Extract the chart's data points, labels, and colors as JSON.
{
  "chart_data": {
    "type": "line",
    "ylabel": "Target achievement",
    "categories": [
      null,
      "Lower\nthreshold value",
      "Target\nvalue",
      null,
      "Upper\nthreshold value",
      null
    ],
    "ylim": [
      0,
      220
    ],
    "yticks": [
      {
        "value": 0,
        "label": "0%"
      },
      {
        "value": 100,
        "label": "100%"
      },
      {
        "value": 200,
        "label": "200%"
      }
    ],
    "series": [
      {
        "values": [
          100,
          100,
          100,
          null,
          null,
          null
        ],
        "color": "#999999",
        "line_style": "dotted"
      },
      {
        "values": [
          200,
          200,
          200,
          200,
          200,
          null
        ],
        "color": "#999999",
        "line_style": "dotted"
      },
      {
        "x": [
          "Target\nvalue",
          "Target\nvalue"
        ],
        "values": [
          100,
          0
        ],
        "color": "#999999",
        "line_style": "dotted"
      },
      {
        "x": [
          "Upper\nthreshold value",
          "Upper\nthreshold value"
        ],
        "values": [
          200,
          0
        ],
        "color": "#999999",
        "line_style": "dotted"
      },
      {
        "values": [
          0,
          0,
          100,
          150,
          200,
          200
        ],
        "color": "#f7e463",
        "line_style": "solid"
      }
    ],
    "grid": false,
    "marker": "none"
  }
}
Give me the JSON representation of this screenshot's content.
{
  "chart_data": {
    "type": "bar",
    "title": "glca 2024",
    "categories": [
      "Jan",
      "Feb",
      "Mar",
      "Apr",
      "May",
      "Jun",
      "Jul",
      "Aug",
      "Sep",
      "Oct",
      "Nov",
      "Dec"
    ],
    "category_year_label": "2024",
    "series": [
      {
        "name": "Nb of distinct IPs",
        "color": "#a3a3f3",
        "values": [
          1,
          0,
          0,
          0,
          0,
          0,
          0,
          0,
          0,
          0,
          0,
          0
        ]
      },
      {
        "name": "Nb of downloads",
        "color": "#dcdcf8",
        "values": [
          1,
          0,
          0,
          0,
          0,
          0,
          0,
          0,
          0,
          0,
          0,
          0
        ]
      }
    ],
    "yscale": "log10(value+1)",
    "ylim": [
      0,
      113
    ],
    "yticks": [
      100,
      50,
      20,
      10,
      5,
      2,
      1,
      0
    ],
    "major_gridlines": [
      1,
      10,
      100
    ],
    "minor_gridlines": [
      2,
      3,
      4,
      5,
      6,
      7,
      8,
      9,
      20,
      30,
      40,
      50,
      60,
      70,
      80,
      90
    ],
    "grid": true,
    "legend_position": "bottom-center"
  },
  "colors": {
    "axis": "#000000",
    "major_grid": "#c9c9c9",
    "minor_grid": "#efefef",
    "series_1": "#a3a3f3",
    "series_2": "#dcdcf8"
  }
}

- - - - -

Please restate the data word for word, every record included.

Extract the chart's data points, labels, and colors as JSON.
{
  "chart_data": {
    "type": "line",
    "ylabel": "Target achievement",
    "categories": [
      null,
      "Lower\nthreshold value",
      "Target\nvalue",
      null,
      "Upper\nthreshold value",
      null
    ],
    "ylim": [
      0,
      220
    ],
    "yticks": [
      {
        "value": 0,
        "label": "0%"
      },
      {
        "value": 100,
        "label": "100%"
      },
      {
        "value": 200,
        "label": "200%"
      }
    ],
    "series": [
      {
        "values": [
          100,
          100,
          100,
          null,
          null,
          null
        ],
        "color": "#999999",
        "line_style": "dotted"
      },
      {
        "values": [
          200,
          200,
          200,
          200,
          200,
          null
        ],
        "color": "#999999",
        "line_style": "dotted"
      },
      {
        "x": [
          "Target\nvalue",
          "Target\nvalue"
        ],
        "values": [
          100,
          0
        ],
        "color": "#999999",
        "line_style": "dotted"
      },
      {
        "x": [
          "Upper\nthreshold value",
          "Upper\nthreshold value"
        ],
        "values": [
          200,
          0
        ],
        "color": "#999999",
        "line_style": "dotted"
      },
      {
        "values": [
          0,
          0,
          100,
          150,
          200,
          200
        ],
        "color": "#f7e463",
        "line_style": "solid"
      }
    ],
    "grid": false,
    "marker": "none"
  }
}
Give me the JSON representation of this screenshot's content.
{
  "chart_data": {
    "type": "bar",
    "title": "glca 2024",
    "categories": [
      "Jan",
      "Feb",
      "Mar",
      "Apr",
      "May",
      "Jun",
      "Jul",
      "Aug",
      "Sep",
      "Oct",
      "Nov",
      "Dec"
    ],
    "category_year_label": "2024",
    "series": [
      {
        "name": "Nb of distinct IPs",
        "color": "#a3a3f3",
        "values": [
          1,
          0,
          0,
          0,
          0,
          0,
          0,
          0,
          0,
          0,
          0,
          0
        ]
      },
      {
        "name": "Nb of downloads",
        "color": "#dcdcf8",
        "values": [
          1,
          0,
          0,
          0,
          0,
          0,
          0,
          0,
          0,
          0,
          0,
          0
        ]
      }
    ],
    "yscale": "log10(value+1)",
    "ylim": [
      0,
      113
    ],
    "yticks": [
      100,
      50,
      20,
      10,
      5,
      2,
      1,
      0
    ],
    "major_gridlines": [
      1,
      10,
      100
    ],
    "minor_gridlines": [
      2,
      3,
      4,
      5,
      6,
      7,
      8,
      9,
      20,
      30,
      40,
      50,
      60,
      70,
      80,
      90
    ],
    "grid": true,
    "legend_position": "bottom-center"
  },
  "colors": {
    "axis": "#000000",
    "major_grid": "#c9c9c9",
    "minor_grid": "#efefef",
    "series_1": "#a3a3f3",
    "series_2": "#dcdcf8"
  }
}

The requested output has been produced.